» **GIVEN REQUEST**
Please convert every line of the items below into a JSON list of strings, one string per line, leaving out any blank lines.

» **MATERIAL PROVIDED**

——————————

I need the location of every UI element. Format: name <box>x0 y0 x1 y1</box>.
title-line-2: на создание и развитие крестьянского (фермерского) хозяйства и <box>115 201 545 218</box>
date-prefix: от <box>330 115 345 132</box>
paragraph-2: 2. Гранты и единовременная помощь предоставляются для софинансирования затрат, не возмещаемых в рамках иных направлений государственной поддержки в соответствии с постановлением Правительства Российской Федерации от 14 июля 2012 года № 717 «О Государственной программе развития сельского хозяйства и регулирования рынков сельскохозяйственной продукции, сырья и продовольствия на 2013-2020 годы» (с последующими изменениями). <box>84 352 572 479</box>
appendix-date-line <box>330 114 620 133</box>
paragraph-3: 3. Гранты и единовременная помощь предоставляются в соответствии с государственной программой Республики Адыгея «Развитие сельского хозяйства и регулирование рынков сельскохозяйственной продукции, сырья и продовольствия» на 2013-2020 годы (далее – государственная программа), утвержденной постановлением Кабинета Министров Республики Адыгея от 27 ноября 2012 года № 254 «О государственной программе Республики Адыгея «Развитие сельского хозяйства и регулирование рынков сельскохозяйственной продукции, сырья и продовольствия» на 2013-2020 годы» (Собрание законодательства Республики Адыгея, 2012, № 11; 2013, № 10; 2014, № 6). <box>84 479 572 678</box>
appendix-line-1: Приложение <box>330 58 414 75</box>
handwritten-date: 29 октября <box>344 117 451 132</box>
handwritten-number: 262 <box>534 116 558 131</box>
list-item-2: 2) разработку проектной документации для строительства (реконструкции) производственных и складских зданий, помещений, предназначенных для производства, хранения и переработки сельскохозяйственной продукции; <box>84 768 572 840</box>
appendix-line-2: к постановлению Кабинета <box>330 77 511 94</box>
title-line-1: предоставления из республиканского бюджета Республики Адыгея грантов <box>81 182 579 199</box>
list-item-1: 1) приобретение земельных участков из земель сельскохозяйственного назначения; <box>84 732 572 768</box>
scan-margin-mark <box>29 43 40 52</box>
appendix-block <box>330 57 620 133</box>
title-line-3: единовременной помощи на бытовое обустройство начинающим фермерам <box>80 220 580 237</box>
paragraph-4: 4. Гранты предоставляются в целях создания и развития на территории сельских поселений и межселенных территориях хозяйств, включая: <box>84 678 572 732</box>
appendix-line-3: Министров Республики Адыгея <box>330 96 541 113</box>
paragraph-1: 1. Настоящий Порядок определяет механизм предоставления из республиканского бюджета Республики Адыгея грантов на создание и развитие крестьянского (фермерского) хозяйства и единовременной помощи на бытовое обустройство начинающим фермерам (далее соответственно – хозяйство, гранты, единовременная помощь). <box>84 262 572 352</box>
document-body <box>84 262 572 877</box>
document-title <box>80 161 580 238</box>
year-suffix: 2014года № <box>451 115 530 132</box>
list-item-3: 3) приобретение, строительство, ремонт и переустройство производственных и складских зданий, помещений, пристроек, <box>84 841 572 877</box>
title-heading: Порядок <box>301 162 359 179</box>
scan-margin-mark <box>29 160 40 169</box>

——————————

» **RESULT OF THIS EXERCISE**
[
  "I need the location of every UI element. Format: name <box>x0 y0 x1 y1</box>.",
  "title-line-2: на создание и развитие крестьянского (фермерского) хозяйства и <box>115 201 545 218</box>",
  "date-prefix: от <box>330 115 345 132</box>",
  "paragraph-2: 2. Гранты и единовременная помощь предоставляются для софинансирования затрат, не возмещаемых в рамках иных направлений государственной поддержки в соответствии с постановлением Правительства Российской Федерации от 14 июля 2012 года № 717 «О Государственной программе развития сельского хозяйства и регулирования рынков сельскохозяйственной продукции, сырья и продовольствия на 2013-2020 годы» (с последующими изменениями). <box>84 352 572 479</box>",
  "appendix-date-line <box>330 114 620 133</box>",
  "paragraph-3: 3. Гранты и единовременная помощь предоставляются в соответствии с государственной программой Республики Адыгея «Развитие сельского хозяйства и регулирование рынков сельскохозяйственной продукции, сырья и продовольствия» на 2013-2020 годы (далее – государственная программа), утвержденной постановлением Кабинета Министров Республики Адыгея от 27 ноября 2012 года № 254 «О государственной программе Республики Адыгея «Развитие сельского хозяйства и регулирование рынков сельскохозяйственной продукции, сырья и продовольствия» на 2013-2020 годы» (Собрание законодательства Республики Адыгея, 2012, № 11; 2013, № 10; 2014, № 6). <box>84 479 572 678</box>",
  "appendix-line-1: Приложение <box>330 58 414 75</box>",
  "handwritten-date: 29 октября <box>344 117 451 132</box>",
  "handwritten-number: 262 <box>534 116 558 131</box>",
  "list-item-2: 2) разработку проектной документации для строительства (реконструкции) производственных и складских зданий, помещений, предназначенных для производства, хранения и переработки сельскохозяйственной продукции; <box>84 768 572 840</box>",
  "appendix-line-2: к постановлению Кабинета <box>330 77 511 94</box>",
  "title-line-1: предоставления из республиканского бюджета Республики Адыгея грантов <box>81 182 579 199</box>",
  "list-item-1: 1) приобретение земельных участков из земель сельскохозяйственного назначения; <box>84 732 572 768</box>",
  "scan-margin-mark <box>29 43 40 52</box>",
  "appendix-block <box>330 57 620 133</box>",
  "title-line-3: единовременной помощи на бытовое обустройство начинающим фермерам <box>80 220 580 237</box>",
  "paragraph-4: 4. Гранты предоставляются в целях создания и развития на территории сельских поселений и межселенных территориях хозяйств, включая: <box>84 678 572 732</box>",
  "appendix-line-3: Министров Республики Адыгея <box>330 96 541 113</box>",
  "paragraph-1: 1. Настоящий Порядок определяет механизм предоставления из республиканского бюджета Республики Адыгея грантов на создание и развитие крестьянского (фермерского) хозяйства и единовременной помощи на бытовое обустройство начинающим фермерам (далее соответственно – хозяйство, гранты, единовременная помощь). <box>84 262 572 352</box>",
  "document-body <box>84 262 572 877</box>",
  "document-title <box>80 161 580 238</box>",
  "year-suffix: 2014года № <box>451 115 530 132</box>",
  "list-item-3: 3) приобретение, строительство, ремонт и переустройство производственных и складских зданий, помещений, пристроек, <box>84 841 572 877</box>",
  "title-heading: Порядок <box>301 162 359 179</box>",
  "scan-margin-mark <box>29 160 40 169</box>"
]